Given records ::
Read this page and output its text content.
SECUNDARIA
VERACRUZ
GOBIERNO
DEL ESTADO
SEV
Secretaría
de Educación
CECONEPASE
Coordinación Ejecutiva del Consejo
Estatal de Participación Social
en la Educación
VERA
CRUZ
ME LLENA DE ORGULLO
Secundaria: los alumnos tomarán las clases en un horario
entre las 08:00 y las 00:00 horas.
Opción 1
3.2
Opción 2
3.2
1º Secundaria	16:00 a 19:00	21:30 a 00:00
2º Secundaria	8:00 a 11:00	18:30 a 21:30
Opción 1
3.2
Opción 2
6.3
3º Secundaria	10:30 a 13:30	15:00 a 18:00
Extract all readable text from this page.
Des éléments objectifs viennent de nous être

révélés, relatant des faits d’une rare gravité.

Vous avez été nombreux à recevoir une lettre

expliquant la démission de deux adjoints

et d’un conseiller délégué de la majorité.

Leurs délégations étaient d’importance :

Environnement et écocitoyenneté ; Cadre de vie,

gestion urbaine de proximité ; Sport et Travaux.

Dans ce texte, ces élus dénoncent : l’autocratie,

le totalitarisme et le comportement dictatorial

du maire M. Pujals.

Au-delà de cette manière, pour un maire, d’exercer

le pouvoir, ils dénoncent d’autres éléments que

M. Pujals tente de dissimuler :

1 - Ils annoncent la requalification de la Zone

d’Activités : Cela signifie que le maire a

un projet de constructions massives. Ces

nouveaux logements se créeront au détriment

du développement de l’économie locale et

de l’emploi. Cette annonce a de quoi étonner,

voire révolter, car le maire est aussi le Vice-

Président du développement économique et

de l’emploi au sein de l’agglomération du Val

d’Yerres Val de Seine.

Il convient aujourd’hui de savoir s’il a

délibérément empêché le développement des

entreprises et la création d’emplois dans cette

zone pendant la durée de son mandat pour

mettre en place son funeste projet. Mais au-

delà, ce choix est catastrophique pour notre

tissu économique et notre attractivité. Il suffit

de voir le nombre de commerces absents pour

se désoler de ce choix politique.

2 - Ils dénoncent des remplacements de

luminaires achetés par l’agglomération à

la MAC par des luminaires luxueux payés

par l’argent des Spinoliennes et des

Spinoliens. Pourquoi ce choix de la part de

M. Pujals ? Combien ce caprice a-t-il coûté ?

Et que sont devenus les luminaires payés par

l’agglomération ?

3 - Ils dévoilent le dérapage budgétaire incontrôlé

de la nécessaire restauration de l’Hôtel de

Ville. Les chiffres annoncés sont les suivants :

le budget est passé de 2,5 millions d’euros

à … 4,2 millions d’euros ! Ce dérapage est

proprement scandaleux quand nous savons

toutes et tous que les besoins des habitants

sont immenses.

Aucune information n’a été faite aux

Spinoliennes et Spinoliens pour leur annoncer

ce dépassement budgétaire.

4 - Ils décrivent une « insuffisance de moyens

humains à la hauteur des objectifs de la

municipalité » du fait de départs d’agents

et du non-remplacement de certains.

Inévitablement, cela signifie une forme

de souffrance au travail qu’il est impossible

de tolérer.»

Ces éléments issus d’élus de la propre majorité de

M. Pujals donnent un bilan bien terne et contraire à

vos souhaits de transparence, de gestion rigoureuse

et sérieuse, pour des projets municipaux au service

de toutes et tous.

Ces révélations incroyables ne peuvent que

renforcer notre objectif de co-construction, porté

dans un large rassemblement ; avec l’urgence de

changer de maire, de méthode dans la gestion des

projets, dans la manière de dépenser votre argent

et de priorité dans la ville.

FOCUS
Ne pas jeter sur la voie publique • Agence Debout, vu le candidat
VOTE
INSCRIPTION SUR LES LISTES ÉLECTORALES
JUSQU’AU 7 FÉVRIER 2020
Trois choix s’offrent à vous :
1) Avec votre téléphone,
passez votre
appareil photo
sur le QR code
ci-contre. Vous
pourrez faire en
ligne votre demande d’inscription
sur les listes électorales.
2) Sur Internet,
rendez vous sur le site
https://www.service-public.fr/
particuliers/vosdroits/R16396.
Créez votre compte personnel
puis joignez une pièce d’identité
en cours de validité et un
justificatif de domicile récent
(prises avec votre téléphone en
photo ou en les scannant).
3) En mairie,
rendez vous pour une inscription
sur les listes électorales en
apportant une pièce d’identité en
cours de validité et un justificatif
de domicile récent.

Short task :: Find each line holding "maire". Copy it out.

Answer to the task ::
du maire M. Pujals.
Au-delà de cette manière, pour un maire, d’exercer
d’Activités : Cela signifie que le maire a
voire révolter, car le maire est aussi le Vice-
changer de maire, de méthode dans la gestion des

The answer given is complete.